====== Supplied entries

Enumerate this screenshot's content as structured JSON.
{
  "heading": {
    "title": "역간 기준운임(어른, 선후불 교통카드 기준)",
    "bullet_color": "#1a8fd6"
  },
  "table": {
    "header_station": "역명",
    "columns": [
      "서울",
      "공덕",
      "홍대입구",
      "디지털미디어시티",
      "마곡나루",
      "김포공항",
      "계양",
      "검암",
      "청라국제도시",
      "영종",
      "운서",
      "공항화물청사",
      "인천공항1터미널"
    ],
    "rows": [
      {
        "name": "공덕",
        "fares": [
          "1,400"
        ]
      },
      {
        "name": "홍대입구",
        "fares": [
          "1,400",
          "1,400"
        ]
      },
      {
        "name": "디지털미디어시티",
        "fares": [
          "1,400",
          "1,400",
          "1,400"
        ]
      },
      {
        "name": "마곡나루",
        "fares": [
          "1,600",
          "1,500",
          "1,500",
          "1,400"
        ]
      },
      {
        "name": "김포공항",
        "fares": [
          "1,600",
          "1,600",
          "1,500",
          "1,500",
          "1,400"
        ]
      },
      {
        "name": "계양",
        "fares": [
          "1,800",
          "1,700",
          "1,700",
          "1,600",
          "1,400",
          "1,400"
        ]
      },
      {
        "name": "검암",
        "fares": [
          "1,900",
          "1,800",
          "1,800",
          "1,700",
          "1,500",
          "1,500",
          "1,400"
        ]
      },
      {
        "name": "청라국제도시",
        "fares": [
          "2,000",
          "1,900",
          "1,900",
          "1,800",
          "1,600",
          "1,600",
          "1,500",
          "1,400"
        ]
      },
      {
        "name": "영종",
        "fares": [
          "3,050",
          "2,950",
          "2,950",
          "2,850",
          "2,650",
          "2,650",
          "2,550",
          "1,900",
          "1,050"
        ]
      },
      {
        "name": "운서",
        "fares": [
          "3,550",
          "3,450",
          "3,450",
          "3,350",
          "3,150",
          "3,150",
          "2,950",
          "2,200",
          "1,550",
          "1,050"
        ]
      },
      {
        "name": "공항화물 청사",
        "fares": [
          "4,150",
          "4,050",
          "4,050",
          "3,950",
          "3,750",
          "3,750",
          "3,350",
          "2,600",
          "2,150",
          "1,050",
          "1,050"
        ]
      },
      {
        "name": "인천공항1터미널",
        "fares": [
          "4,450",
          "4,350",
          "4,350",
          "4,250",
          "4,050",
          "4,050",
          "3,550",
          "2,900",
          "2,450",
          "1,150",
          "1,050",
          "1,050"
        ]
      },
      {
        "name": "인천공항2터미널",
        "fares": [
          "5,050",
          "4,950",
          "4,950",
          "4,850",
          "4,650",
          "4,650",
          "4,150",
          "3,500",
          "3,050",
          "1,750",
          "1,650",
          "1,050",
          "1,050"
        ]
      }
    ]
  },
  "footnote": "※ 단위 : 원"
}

============

§ Written task
Print all of the entries exactly as they appear.

§ Answer to the problem
Enumerate this screenshot's content as structured JSON.
{
  "heading": {
    "title": "역간 기준운임(어른, 선후불 교통카드 기준)",
    "bullet_color": "#1a8fd6"
  },
  "table": {
    "header_station": "역명",
    "columns": [
      "서울",
      "공덕",
      "홍대입구",
      "디지털미디어시티",
      "마곡나루",
      "김포공항",
      "계양",
      "검암",
      "청라국제도시",
      "영종",
      "운서",
      "공항화물청사",
      "인천공항1터미널"
    ],
    "rows": [
      {
        "name": "공덕",
        "fares": [
          "1,400"
        ]
      },
      {
        "name": "홍대입구",
        "fares": [
          "1,400",
          "1,400"
        ]
      },
      {
        "name": "디지털미디어시티",
        "fares": [
          "1,400",
          "1,400",
          "1,400"
        ]
      },
      {
        "name": "마곡나루",
        "fares": [
          "1,600",
          "1,500",
          "1,500",
          "1,400"
        ]
      },
      {
        "name": "김포공항",
        "fares": [
          "1,600",
          "1,600",
          "1,500",
          "1,500",
          "1,400"
        ]
      },
      {
        "name": "계양",
        "fares": [
          "1,800",
          "1,700",
          "1,700",
          "1,600",
          "1,400",
          "1,400"
        ]
      },
      {
        "name": "검암",
        "fares": [
          "1,900",
          "1,800",
          "1,800",
          "1,700",
          "1,500",
          "1,500",
          "1,400"
        ]
      },
      {
        "name": "청라국제도시",
        "fares": [
          "2,000",
          "1,900",
          "1,900",
          "1,800",
          "1,600",
          "1,600",
          "1,500",
          "1,400"
        ]
      },
      {
        "name": "영종",
        "fares": [
          "3,050",
          "2,950",
          "2,950",
          "2,850",
          "2,650",
          "2,650",
          "2,550",
          "1,900",
          "1,050"
        ]
      },
      {
        "name": "운서",
        "fares": [
          "3,550",
          "3,450",
          "3,450",
          "3,350",
          "3,150",
          "3,150",
          "2,950",
          "2,200",
          "1,550",
          "1,050"
        ]
      },
      {
        "name": "공항화물 청사",
        "fares": [
          "4,150",
          "4,050",
          "4,050",
          "3,950",
          "3,750",
          "3,750",
          "3,350",
          "2,600",
          "2,150",
          "1,050",
          "1,050"
        ]
      },
      {
        "name": "인천공항1터미널",
        "fares": [
          "4,450",
          "4,350",
          "4,350",
          "4,250",
          "4,050",
          "4,050",
          "3,550",
          "2,900",
          "2,450",
          "1,150",
          "1,050",
          "1,050"
        ]
      },
      {
        "name": "인천공항2터미널",
        "fares": [
          "5,050",
          "4,950",
          "4,950",
          "4,850",
          "4,650",
          "4,650",
          "4,150",
          "3,500",
          "3,050",
          "1,750",
          "1,650",
          "1,050",
          "1,050"
        ]
      }
    ]
  },
  "footnote": "※ 단위 : 원"
}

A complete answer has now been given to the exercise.